[Trecho citado]
I - O só fato de a autoridade administrativa responsável pelo julgamento de impugnação a auto de infração sanitária acrescentar penalidade originariamente não prevista na autuação questionada não configura cerceamento de defesa, seja porque, no caso concreto, decorrente da mesma situação fática que ensejou a atuação administrativa, seja porque o administrado pôde se defender por meio da interposição de recurso administrativo, sem que maiores prejuízos lhe tenham sido causados.
II - A teor do § 4º do art. 220 da Constituição Federal, "a propaganda comercial de tabaco, bebidas alcoólicas, agrotóxicos, medicamentos e terapias estará sujeita a restrições legais, nos termos do inciso II do parágrafo anterior, e conterá, sempre que necessário, advertência sobre os malefícios decorrentes de seu uso". O inciso II do § 3º do art. 220 do diploma constitucional, por seu turno, dispõe que "compete à lei federal estabelecer os meios legais que garantam à pessoa e à família a possibilidade de se defenderem de propagandas ou programações de rádio e televisão que contrariem o disposto no art. 221, bem como da propaganda de produtos, práticas e serviços que possam ser nocivos à saúde e ao meio ambiente".
III - Em razão da previsão de que a propaganda de medicamentos seja regida por lei federal, foi editada em 1996 a Lei nº 9.294, de cujo art. 7º não consta a necessidade, tampouco qualifica como infração a omissão, de que seja informado "o número de registro do medicamento na ANVISA" e a "contraindicação principal do produto", infrações nas quais incorreu a impetrante e que apenas estão previstas na Resolução RDC nº 102/2000 (arts. 3º, I, e 12, "a", respectivamente).

[Dados fornecidos]
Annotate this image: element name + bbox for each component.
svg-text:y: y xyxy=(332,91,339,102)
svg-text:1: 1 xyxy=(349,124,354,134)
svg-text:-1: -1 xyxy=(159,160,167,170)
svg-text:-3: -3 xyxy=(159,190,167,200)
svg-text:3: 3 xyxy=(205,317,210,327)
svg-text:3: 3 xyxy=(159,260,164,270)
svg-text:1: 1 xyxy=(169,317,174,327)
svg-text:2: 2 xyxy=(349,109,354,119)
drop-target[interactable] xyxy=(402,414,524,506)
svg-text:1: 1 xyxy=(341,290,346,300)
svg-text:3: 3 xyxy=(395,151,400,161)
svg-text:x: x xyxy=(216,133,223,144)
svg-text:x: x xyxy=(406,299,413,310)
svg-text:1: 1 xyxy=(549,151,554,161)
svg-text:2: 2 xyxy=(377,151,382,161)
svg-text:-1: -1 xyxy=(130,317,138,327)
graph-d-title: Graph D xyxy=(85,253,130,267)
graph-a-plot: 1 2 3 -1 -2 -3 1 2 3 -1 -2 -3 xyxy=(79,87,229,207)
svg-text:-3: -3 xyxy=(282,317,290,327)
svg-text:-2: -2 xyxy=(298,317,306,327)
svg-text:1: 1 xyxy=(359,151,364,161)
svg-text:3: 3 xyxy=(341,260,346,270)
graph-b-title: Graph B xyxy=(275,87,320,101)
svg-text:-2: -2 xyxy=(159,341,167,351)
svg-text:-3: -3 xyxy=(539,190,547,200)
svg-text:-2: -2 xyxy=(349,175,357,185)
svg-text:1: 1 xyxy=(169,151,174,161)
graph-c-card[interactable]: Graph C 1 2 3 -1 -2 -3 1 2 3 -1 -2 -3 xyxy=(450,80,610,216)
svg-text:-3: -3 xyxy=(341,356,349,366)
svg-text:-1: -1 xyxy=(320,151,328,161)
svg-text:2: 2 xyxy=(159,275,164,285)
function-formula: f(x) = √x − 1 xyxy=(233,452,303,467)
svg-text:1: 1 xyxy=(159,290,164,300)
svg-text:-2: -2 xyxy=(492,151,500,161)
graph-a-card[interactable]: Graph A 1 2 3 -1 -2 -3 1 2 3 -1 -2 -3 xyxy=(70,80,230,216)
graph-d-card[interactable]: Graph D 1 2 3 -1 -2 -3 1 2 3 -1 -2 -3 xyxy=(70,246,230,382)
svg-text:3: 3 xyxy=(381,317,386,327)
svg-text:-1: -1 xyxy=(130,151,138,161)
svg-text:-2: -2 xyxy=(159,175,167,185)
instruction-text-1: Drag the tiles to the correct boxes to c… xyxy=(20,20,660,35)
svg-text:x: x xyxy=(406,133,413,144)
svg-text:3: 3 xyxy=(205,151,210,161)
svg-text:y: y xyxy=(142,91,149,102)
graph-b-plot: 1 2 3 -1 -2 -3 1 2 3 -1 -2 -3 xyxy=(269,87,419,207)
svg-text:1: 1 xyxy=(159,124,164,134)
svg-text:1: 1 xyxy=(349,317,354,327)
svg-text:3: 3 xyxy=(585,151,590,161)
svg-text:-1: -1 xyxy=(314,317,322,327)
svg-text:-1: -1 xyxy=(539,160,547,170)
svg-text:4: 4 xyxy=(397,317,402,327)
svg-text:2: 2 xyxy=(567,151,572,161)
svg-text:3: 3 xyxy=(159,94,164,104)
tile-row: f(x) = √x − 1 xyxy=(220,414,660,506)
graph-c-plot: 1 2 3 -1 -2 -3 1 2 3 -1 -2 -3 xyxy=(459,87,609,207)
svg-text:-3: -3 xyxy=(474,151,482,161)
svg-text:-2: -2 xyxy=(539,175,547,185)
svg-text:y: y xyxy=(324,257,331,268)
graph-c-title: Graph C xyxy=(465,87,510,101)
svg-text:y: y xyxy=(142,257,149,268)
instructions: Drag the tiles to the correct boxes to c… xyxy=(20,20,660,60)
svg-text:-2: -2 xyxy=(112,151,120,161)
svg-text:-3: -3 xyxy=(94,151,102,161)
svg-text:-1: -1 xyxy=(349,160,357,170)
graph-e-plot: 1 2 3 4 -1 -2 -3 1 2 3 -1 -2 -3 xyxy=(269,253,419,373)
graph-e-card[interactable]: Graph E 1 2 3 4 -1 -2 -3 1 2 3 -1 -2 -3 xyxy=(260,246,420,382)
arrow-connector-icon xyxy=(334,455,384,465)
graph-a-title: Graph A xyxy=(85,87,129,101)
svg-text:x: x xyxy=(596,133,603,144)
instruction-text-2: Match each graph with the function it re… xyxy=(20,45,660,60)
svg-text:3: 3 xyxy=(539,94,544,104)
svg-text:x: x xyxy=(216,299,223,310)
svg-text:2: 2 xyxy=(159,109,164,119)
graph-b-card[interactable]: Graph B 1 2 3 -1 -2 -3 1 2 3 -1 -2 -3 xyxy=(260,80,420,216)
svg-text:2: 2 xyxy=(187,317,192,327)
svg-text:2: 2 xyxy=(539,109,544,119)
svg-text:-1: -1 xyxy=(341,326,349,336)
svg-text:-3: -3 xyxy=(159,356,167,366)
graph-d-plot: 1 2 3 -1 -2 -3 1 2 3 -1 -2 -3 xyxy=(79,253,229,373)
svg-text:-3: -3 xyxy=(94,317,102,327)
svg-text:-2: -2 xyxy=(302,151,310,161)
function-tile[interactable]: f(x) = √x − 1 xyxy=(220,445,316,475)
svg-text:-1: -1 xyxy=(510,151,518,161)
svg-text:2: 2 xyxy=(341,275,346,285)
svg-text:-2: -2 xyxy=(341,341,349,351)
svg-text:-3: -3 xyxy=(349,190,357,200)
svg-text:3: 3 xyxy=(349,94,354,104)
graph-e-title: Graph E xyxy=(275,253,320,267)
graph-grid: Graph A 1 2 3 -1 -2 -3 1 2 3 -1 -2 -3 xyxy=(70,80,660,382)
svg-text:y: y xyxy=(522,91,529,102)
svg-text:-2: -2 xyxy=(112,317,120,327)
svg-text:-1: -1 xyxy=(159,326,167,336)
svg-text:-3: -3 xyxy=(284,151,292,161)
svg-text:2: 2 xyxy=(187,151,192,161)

[Exercícios]
1. Pode reescrever o trecho citado, começando em "I - O só fato" e terminando em "tenham sido causados.", substituindo "cerceamento de defesa" por "violação do direito de defesa"?
2. Responda, com base no trecho citado:
(a) Em que ano foi editada a Lei nº 9.294?
(b) Qual dispositivo da Constituição Federal estabelece que a propaganda comercial de tabaco, bebidas alcoólicas, agrotóxicos, medicamentos e terapias estará sujeita a restrições legais?
(c) Em qual resolução estão previstas as infrações nas quais incorreu a impetrante?
Os registros não têm relação com o trecho citado.

[Gabarito]
1.
I - O só fato de a autoridade administrativa responsável pelo julgamento de impugnação a auto de infração sanitária acrescentar penalidade originariamente não prevista na autuação questionada não configura violação do direito de defesa, seja porque, no caso concreto, decorrente da mesma situação fática que ensejou a atuação administrativa, seja porque o administrado pôde se defender por meio da interposição de recurso administrativo, sem que maiores prejuízos lhe tenham sido causados.

2.
(a) Em 1996.
(b) O § 4º do art. 220.
(c) Na Resolução RDC nº 102/2000.